Collected data
** start **

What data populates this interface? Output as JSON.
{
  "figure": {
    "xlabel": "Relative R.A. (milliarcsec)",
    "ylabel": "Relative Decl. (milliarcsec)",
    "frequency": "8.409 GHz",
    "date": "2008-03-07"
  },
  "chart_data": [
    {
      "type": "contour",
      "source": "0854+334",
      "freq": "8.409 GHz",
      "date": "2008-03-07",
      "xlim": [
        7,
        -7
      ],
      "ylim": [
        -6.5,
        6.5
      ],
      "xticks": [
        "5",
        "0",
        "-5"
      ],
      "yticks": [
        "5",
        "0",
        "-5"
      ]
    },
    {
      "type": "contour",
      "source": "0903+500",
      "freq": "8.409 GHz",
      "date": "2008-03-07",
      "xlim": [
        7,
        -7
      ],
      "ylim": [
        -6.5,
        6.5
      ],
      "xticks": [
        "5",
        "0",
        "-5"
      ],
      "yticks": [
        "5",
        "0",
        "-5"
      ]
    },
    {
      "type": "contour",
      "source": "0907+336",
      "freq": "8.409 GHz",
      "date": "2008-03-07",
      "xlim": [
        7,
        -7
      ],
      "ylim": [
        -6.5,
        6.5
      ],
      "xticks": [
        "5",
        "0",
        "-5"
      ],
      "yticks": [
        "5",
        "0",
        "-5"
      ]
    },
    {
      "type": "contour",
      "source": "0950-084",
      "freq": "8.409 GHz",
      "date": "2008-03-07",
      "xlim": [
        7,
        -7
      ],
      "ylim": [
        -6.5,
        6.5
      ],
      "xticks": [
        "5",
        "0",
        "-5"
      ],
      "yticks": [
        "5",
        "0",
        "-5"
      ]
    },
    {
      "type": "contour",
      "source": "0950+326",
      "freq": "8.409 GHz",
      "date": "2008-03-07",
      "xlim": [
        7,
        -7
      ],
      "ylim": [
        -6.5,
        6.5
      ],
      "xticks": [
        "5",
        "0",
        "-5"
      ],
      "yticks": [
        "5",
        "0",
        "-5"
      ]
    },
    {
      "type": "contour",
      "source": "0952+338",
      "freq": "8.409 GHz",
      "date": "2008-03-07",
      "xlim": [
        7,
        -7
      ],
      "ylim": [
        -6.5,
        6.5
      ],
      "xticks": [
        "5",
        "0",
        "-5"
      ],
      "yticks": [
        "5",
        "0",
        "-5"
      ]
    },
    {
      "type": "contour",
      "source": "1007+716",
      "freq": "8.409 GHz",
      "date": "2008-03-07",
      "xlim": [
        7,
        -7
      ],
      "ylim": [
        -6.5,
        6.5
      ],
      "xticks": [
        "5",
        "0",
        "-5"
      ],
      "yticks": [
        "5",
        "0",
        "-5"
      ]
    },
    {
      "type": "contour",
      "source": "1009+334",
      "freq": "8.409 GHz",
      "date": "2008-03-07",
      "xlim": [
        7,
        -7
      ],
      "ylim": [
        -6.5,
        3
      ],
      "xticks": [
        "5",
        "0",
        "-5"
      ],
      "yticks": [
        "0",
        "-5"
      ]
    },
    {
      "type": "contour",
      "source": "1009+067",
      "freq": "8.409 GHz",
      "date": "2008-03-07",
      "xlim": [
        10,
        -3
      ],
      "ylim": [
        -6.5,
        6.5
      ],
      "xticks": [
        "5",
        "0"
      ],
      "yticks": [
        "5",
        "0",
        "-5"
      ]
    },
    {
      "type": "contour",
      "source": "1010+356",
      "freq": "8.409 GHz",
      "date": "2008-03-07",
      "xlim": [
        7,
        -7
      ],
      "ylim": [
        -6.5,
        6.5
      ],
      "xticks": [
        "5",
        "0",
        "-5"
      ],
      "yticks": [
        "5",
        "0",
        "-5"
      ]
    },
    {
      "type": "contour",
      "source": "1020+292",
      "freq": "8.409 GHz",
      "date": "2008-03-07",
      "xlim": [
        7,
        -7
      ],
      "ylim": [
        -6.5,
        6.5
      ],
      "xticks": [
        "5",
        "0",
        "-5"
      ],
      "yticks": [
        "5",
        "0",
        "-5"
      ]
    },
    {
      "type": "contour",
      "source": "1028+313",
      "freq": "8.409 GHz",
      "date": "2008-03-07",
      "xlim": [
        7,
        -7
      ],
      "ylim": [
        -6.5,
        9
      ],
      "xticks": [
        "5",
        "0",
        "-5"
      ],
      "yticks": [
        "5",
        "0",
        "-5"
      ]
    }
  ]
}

** end **

**Objective**
Isolate the lines above that contain the word "source" and copy them.

**Worked answer**
      "source": "0854+334",
      "source": "0903+500",
      "source": "0907+336",
      "source": "0950-084",
      "source": "0950+326",
      "source": "0952+338",
      "source": "1007+716",
      "source": "1009+334",
      "source": "1009+067",
      "source": "1010+356",
      "source": "1020+292",
      "source": "1028+313",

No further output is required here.